_Data items:_
* * * * * * *
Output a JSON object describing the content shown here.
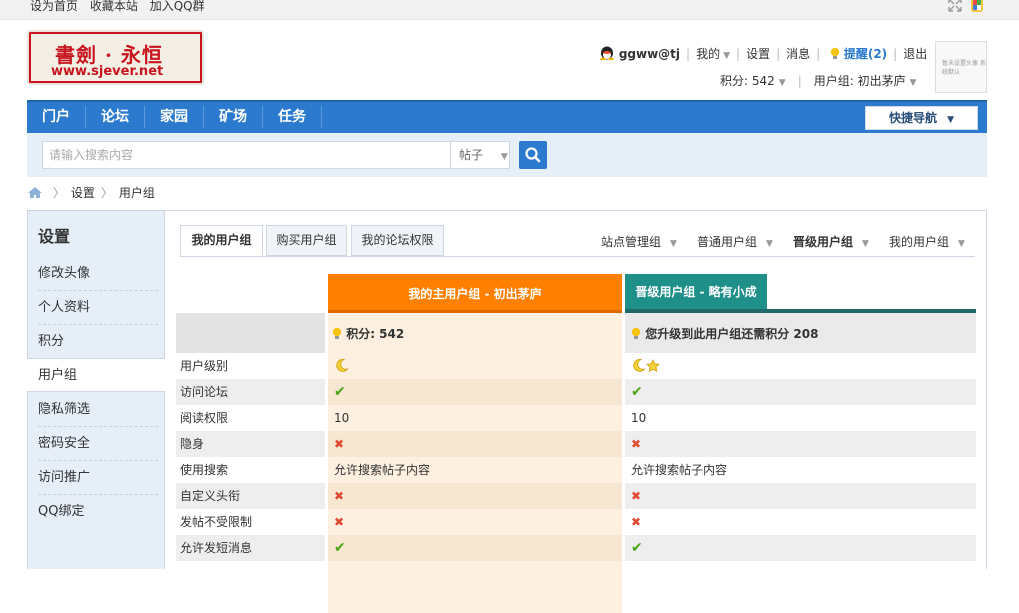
{
  "topbar": {
    "links": [
      "设为首页",
      "收藏本站",
      "加入QQ群"
    ],
    "icons": [
      "fullscreen-icon",
      "color-palette-icon"
    ]
  },
  "logo": {
    "cn": "書劍 · 永恒",
    "en": "www.sjever.net"
  },
  "user": {
    "name": "ggww@tj",
    "mine": "我的",
    "settings": "设置",
    "messages": "消息",
    "reminders": "提醒(2)",
    "logout": "退出",
    "points_label": "积分: 542",
    "group_label": "用户组: 初出茅庐",
    "avatar_text": "暂未设置头像 系统默认"
  },
  "nav": {
    "items": [
      "门户",
      "论坛",
      "家园",
      "矿场",
      "任务"
    ],
    "quick": "快捷导航"
  },
  "search": {
    "placeholder": "请输入搜索内容",
    "type": "帖子"
  },
  "breadcrumb": [
    "设置",
    "用户组"
  ],
  "sidebar": {
    "title": "设置",
    "items": [
      "修改头像",
      "个人资料",
      "积分",
      "用户组",
      "隐私筛选",
      "密码安全",
      "访问推广",
      "QQ绑定"
    ],
    "active_index": 3
  },
  "tabs": [
    "我的用户组",
    "购买用户组",
    "我的论坛权限"
  ],
  "filters": [
    "站点管理组",
    "普通用户组",
    "晋级用户组",
    "我的用户组"
  ],
  "groups": {
    "col1_header": "我的主用户组 - 初出茅庐",
    "col2_header": "晋级用户组 - 略有小成",
    "col1_summary": "积分: 542",
    "col2_summary": "您升级到此用户组还需积分 208",
    "colors": {
      "col1": "#ff7f00",
      "col2": "#1f8f8a"
    }
  },
  "rows": [
    {
      "label": "用户级别",
      "c1": "moon",
      "c2": "moon-star"
    },
    {
      "label": "访问论坛",
      "c1": "yes",
      "c2": "yes"
    },
    {
      "label": "阅读权限",
      "c1": "10",
      "c2": "10"
    },
    {
      "label": "隐身",
      "c1": "no",
      "c2": "no"
    },
    {
      "label": "使用搜索",
      "c1": "允许搜索帖子内容",
      "c2": "允许搜索帖子内容"
    },
    {
      "label": "自定义头衔",
      "c1": "no",
      "c2": "no"
    },
    {
      "label": "发帖不受限制",
      "c1": "no",
      "c2": "no"
    },
    {
      "label": "允许发短消息",
      "c1": "yes",
      "c2": "yes"
    }
  ]
}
* * * * * * *
_Written task:_ Reproduce all of the data exactly, omitting each picture it holds.

_Right answer:_
Output a JSON object describing the content shown here.
{
  "topbar": {
    "links": [
      "设为首页",
      "收藏本站",
      "加入QQ群"
    ],
    "icons": [
      "fullscreen-icon",
      "color-palette-icon"
    ]
  },
  "logo": {
    "cn": "書劍 · 永恒",
    "en": "www.sjever.net"
  },
  "user": {
    "name": "ggww@tj",
    "mine": "我的",
    "settings": "设置",
    "messages": "消息",
    "reminders": "提醒(2)",
    "logout": "退出",
    "points_label": "积分: 542",
    "group_label": "用户组: 初出茅庐",
    "avatar_text": "暂未设置头像 系统默认"
  },
  "nav": {
    "items": [
      "门户",
      "论坛",
      "家园",
      "矿场",
      "任务"
    ],
    "quick": "快捷导航"
  },
  "search": {
    "placeholder": "请输入搜索内容",
    "type": "帖子"
  },
  "breadcrumb": [
    "设置",
    "用户组"
  ],
  "sidebar": {
    "title": "设置",
    "items": [
      "修改头像",
      "个人资料",
      "积分",
      "用户组",
      "隐私筛选",
      "密码安全",
      "访问推广",
      "QQ绑定"
    ],
    "active_index": 3
  },
  "tabs": [
    "我的用户组",
    "购买用户组",
    "我的论坛权限"
  ],
  "filters": [
    "站点管理组",
    "普通用户组",
    "晋级用户组",
    "我的用户组"
  ],
  "groups": {
    "col1_header": "我的主用户组 - 初出茅庐",
    "col2_header": "晋级用户组 - 略有小成",
    "col1_summary": "积分: 542",
    "col2_summary": "您升级到此用户组还需积分 208",
    "colors": {
      "col1": "#ff7f00",
      "col2": "#1f8f8a"
    }
  },
  "rows": [
    {
      "label": "用户级别",
      "c1": "moon",
      "c2": "moon-star"
    },
    {
      "label": "访问论坛",
      "c1": "yes",
      "c2": "yes"
    },
    {
      "label": "阅读权限",
      "c1": "10",
      "c2": "10"
    },
    {
      "label": "隐身",
      "c1": "no",
      "c2": "no"
    },
    {
      "label": "使用搜索",
      "c1": "允许搜索帖子内容",
      "c2": "允许搜索帖子内容"
    },
    {
      "label": "自定义头衔",
      "c1": "no",
      "c2": "no"
    },
    {
      "label": "发帖不受限制",
      "c1": "no",
      "c2": "no"
    },
    {
      "label": "允许发短消息",
      "c1": "yes",
      "c2": "yes"
    }
  ]
}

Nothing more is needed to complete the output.